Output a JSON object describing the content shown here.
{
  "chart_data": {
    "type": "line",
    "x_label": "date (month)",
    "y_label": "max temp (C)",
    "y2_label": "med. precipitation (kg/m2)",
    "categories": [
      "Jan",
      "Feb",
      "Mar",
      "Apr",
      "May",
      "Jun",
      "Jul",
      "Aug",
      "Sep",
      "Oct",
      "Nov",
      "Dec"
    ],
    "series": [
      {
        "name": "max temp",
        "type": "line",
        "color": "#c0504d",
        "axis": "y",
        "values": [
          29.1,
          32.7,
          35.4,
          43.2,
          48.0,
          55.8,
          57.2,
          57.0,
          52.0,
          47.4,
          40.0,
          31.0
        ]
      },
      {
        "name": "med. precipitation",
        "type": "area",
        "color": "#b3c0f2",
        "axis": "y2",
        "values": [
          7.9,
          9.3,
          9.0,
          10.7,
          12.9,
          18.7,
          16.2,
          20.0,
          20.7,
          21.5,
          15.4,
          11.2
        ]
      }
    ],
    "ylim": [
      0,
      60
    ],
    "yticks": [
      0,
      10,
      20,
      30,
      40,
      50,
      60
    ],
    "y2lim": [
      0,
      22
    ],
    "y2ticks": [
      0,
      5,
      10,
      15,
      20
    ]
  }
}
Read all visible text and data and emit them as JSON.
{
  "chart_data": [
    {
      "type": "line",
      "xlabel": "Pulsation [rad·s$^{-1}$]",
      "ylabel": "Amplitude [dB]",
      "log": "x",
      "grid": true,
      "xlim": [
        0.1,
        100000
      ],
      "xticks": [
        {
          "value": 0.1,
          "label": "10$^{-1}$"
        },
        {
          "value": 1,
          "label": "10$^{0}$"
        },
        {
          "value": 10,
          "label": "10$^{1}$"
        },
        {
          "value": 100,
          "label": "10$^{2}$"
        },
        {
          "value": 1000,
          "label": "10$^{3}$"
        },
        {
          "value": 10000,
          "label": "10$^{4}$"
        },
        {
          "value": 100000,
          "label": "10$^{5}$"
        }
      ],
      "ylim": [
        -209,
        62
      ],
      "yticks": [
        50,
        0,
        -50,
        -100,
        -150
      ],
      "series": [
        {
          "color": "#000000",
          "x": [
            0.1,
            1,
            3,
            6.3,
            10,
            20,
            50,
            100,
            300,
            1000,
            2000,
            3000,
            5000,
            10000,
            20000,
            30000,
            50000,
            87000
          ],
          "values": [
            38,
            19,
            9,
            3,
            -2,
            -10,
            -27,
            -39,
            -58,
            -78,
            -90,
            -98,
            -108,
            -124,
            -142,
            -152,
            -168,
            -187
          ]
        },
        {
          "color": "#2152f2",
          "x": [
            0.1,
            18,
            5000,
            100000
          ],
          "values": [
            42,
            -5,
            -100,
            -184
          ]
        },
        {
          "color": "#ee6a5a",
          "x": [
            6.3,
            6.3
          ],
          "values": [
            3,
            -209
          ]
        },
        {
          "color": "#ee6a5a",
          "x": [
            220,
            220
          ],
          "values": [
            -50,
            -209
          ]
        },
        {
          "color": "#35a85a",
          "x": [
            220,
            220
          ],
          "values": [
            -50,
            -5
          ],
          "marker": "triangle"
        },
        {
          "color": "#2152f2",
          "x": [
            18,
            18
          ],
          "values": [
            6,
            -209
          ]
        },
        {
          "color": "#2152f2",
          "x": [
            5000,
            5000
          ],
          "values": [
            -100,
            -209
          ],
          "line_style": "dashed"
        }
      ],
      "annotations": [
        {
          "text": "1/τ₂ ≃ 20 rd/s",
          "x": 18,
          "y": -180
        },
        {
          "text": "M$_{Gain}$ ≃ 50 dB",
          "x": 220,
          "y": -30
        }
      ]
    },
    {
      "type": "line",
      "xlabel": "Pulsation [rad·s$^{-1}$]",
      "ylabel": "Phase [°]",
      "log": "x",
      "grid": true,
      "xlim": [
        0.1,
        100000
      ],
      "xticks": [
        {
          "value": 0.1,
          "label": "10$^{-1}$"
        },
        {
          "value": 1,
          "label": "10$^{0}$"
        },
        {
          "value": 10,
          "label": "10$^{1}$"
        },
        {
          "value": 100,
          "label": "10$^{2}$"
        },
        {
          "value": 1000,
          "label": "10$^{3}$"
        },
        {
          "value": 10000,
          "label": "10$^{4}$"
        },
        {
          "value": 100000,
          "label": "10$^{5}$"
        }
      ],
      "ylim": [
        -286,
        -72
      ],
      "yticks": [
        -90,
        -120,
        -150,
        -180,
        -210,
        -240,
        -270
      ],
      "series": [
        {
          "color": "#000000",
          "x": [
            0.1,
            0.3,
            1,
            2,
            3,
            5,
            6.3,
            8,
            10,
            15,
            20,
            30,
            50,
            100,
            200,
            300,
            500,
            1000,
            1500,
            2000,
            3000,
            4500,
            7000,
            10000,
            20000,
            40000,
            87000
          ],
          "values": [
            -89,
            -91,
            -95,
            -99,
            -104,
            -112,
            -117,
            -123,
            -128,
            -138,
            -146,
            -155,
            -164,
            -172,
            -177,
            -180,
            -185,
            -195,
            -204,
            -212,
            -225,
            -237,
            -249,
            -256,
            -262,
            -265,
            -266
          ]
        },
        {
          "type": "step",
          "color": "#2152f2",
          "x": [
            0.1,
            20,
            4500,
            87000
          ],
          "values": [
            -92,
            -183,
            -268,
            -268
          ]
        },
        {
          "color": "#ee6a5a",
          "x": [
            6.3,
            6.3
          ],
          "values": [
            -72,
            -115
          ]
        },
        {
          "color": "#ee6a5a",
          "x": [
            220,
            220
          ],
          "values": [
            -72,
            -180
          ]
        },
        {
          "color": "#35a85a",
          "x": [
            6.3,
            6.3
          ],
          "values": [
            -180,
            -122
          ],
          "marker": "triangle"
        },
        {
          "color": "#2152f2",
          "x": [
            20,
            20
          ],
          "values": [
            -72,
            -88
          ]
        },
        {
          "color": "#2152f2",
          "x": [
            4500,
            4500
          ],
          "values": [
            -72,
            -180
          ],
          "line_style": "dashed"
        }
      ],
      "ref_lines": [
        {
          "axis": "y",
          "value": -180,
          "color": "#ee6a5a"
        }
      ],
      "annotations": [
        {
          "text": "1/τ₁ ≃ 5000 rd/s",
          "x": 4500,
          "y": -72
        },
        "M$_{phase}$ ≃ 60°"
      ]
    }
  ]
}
———
Written exercise – Output every line above without altering anything.

Output –
Output a JSON object describing the content shown here.
{
  "chart_data": {
    "type": "line",
    "x_label": "date (month)",
    "y_label": "max temp (C)",
    "y2_label": "med. precipitation (kg/m2)",
    "categories": [
      "Jan",
      "Feb",
      "Mar",
      "Apr",
      "May",
      "Jun",
      "Jul",
      "Aug",
      "Sep",
      "Oct",
      "Nov",
      "Dec"
    ],
    "series": [
      {
        "name": "max temp",
        "type": "line",
        "color": "#c0504d",
        "axis": "y",
        "values": [
          29.1,
          32.7,
          35.4,
          43.2,
          48.0,
          55.8,
          57.2,
          57.0,
          52.0,
          47.4,
          40.0,
          31.0
        ]
      },
      {
        "name": "med. precipitation",
        "type": "area",
        "color": "#b3c0f2",
        "axis": "y2",
        "values": [
          7.9,
          9.3,
          9.0,
          10.7,
          12.9,
          18.7,
          16.2,
          20.0,
          20.7,
          21.5,
          15.4,
          11.2
        ]
      }
    ],
    "ylim": [
      0,
      60
    ],
    "yticks": [
      0,
      10,
      20,
      30,
      40,
      50,
      60
    ],
    "y2lim": [
      0,
      22
    ],
    "y2ticks": [
      0,
      5,
      10,
      15,
      20
    ]
  }
}
Read all visible text and data and emit them as JSON.
{
  "chart_data": [
    {
      "type": "line",
      "xlabel": "Pulsation [rad·s$^{-1}$]",
      "ylabel": "Amplitude [dB]",
      "log": "x",
      "grid": true,
      "xlim": [
        0.1,
        100000
      ],
      "xticks": [
        {
          "value": 0.1,
          "label": "10$^{-1}$"
        },
        {
          "value": 1,
          "label": "10$^{0}$"
        },
        {
          "value": 10,
          "label": "10$^{1}$"
        },
        {
          "value": 100,
          "label": "10$^{2}$"
        },
        {
          "value": 1000,
          "label": "10$^{3}$"
        },
        {
          "value": 10000,
          "label": "10$^{4}$"
        },
        {
          "value": 100000,
          "label": "10$^{5}$"
        }
      ],
      "ylim": [
        -209,
        62
      ],
      "yticks": [
        50,
        0,
        -50,
        -100,
        -150
      ],
      "series": [
        {
          "color": "#000000",
          "x": [
            0.1,
            1,
            3,
            6.3,
            10,
            20,
            50,
            100,
            300,
            1000,
            2000,
            3000,
            5000,
            10000,
            20000,
            30000,
            50000,
            87000
          ],
          "values": [
            38,
            19,
            9,
            3,
            -2,
            -10,
            -27,
            -39,
            -58,
            -78,
            -90,
            -98,
            -108,
            -124,
            -142,
            -152,
            -168,
            -187
          ]
        },
        {
          "color": "#2152f2",
          "x": [
            0.1,
            18,
            5000,
            100000
          ],
          "values": [
            42,
            -5,
            -100,
            -184
          ]
        },
        {
          "color": "#ee6a5a",
          "x": [
            6.3,
            6.3
          ],
          "values": [
            3,
            -209
          ]
        },
        {
          "color": "#ee6a5a",
          "x": [
            220,
            220
          ],
          "values": [
            -50,
            -209
          ]
        },
        {
          "color": "#35a85a",
          "x": [
            220,
            220
          ],
          "values": [
            -50,
            -5
          ],
          "marker": "triangle"
        },
        {
          "color": "#2152f2",
          "x": [
            18,
            18
          ],
          "values": [
            6,
            -209
          ]
        },
        {
          "color": "#2152f2",
          "x": [
            5000,
            5000
          ],
          "values": [
            -100,
            -209
          ],
          "line_style": "dashed"
        }
      ],
      "annotations": [
        {
          "text": "1/τ₂ ≃ 20 rd/s",
          "x": 18,
          "y": -180
        },
        {
          "text": "M$_{Gain}$ ≃ 50 dB",
          "x": 220,
          "y": -30
        }
      ]
    },
    {
      "type": "line",
      "xlabel": "Pulsation [rad·s$^{-1}$]",
      "ylabel": "Phase [°]",
      "log": "x",
      "grid": true,
      "xlim": [
        0.1,
        100000
      ],
      "xticks": [
        {
          "value": 0.1,
          "label": "10$^{-1}$"
        },
        {
          "value": 1,
          "label": "10$^{0}$"
        },
        {
          "value": 10,
          "label": "10$^{1}$"
        },
        {
          "value": 100,
          "label": "10$^{2}$"
        },
        {
          "value": 1000,
          "label": "10$^{3}$"
        },
        {
          "value": 10000,
          "label": "10$^{4}$"
        },
        {
          "value": 100000,
          "label": "10$^{5}$"
        }
      ],
      "ylim": [
        -286,
        -72
      ],
      "yticks": [
        -90,
        -120,
        -150,
        -180,
        -210,
        -240,
        -270
      ],
      "series": [
        {
          "color": "#000000",
          "x": [
            0.1,
            0.3,
            1,
            2,
            3,
            5,
            6.3,
            8,
            10,
            15,
            20,
            30,
            50,
            100,
            200,
            300,
            500,
            1000,
            1500,
            2000,
            3000,
            4500,
            7000,
            10000,
            20000,
            40000,
            87000
          ],
          "values": [
            -89,
            -91,
            -95,
            -99,
            -104,
            -112,
            -117,
            -123,
            -128,
            -138,
            -146,
            -155,
            -164,
            -172,
            -177,
            -180,
            -185,
            -195,
            -204,
            -212,
            -225,
            -237,
            -249,
            -256,
            -262,
            -265,
            -266
          ]
        },
        {
          "type": "step",
          "color": "#2152f2",
          "x": [
            0.1,
            20,
            4500,
            87000
          ],
          "values": [
            -92,
            -183,
            -268,
            -268
          ]
        },
        {
          "color": "#ee6a5a",
          "x": [
            6.3,
            6.3
          ],
          "values": [
            -72,
            -115
          ]
        },
        {
          "color": "#ee6a5a",
          "x": [
            220,
            220
          ],
          "values": [
            -72,
            -180
          ]
        },
        {
          "color": "#35a85a",
          "x": [
            6.3,
            6.3
          ],
          "values": [
            -180,
            -122
          ],
          "marker": "triangle"
        },
        {
          "color": "#2152f2",
          "x": [
            20,
            20
          ],
          "values": [
            -72,
            -88
          ]
        },
        {
          "color": "#2152f2",
          "x": [
            4500,
            4500
          ],
          "values": [
            -72,
            -180
          ],
          "line_style": "dashed"
        }
      ],
      "ref_lines": [
        {
          "axis": "y",
          "value": -180,
          "color": "#ee6a5a"
        }
      ],
      "annotations": [
        {
          "text": "1/τ₁ ≃ 5000 rd/s",
          "x": 4500,
          "y": -72
        },
        "M$_{phase}$ ≃ 60°"
      ]
    }
  ]
}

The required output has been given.